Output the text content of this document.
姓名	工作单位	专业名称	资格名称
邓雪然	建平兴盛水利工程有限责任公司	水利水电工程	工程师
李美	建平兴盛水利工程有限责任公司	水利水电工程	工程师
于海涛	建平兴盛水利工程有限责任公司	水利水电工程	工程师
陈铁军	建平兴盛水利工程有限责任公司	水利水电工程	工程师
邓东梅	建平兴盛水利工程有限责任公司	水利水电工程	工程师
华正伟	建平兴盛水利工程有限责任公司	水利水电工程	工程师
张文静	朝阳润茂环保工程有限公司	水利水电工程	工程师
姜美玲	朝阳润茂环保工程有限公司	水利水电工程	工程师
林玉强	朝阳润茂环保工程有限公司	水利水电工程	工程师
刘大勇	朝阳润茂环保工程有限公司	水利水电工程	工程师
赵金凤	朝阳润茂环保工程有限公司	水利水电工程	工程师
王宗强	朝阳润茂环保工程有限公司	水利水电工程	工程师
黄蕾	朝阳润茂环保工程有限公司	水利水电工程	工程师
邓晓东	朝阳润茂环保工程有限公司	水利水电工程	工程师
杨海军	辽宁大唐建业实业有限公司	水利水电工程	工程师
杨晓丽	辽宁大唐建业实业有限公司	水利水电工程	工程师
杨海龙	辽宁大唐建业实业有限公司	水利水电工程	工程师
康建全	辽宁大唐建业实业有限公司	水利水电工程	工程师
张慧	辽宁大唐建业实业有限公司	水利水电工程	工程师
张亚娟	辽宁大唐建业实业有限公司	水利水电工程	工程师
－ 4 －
....
STATED PROBLEM: Restate every entry word for word.

OUTPUT FOR THIS EXERCISE:
Output the text content of this document.
姓名	工作单位	专业名称	资格名称
邓雪然	建平兴盛水利工程有限责任公司	水利水电工程	工程师
李美	建平兴盛水利工程有限责任公司	水利水电工程	工程师
于海涛	建平兴盛水利工程有限责任公司	水利水电工程	工程师
陈铁军	建平兴盛水利工程有限责任公司	水利水电工程	工程师
邓东梅	建平兴盛水利工程有限责任公司	水利水电工程	工程师
华正伟	建平兴盛水利工程有限责任公司	水利水电工程	工程师
张文静	朝阳润茂环保工程有限公司	水利水电工程	工程师
姜美玲	朝阳润茂环保工程有限公司	水利水电工程	工程师
林玉强	朝阳润茂环保工程有限公司	水利水电工程	工程师
刘大勇	朝阳润茂环保工程有限公司	水利水电工程	工程师
赵金凤	朝阳润茂环保工程有限公司	水利水电工程	工程师
王宗强	朝阳润茂环保工程有限公司	水利水电工程	工程师
黄蕾	朝阳润茂环保工程有限公司	水利水电工程	工程师
邓晓东	朝阳润茂环保工程有限公司	水利水电工程	工程师
杨海军	辽宁大唐建业实业有限公司	水利水电工程	工程师
杨晓丽	辽宁大唐建业实业有限公司	水利水电工程	工程师
杨海龙	辽宁大唐建业实业有限公司	水利水电工程	工程师
康建全	辽宁大唐建业实业有限公司	水利水电工程	工程师
张慧	辽宁大唐建业实业有限公司	水利水电工程	工程师
张亚娟	辽宁大唐建业实业有限公司	水利水电工程	工程师
－ 4 －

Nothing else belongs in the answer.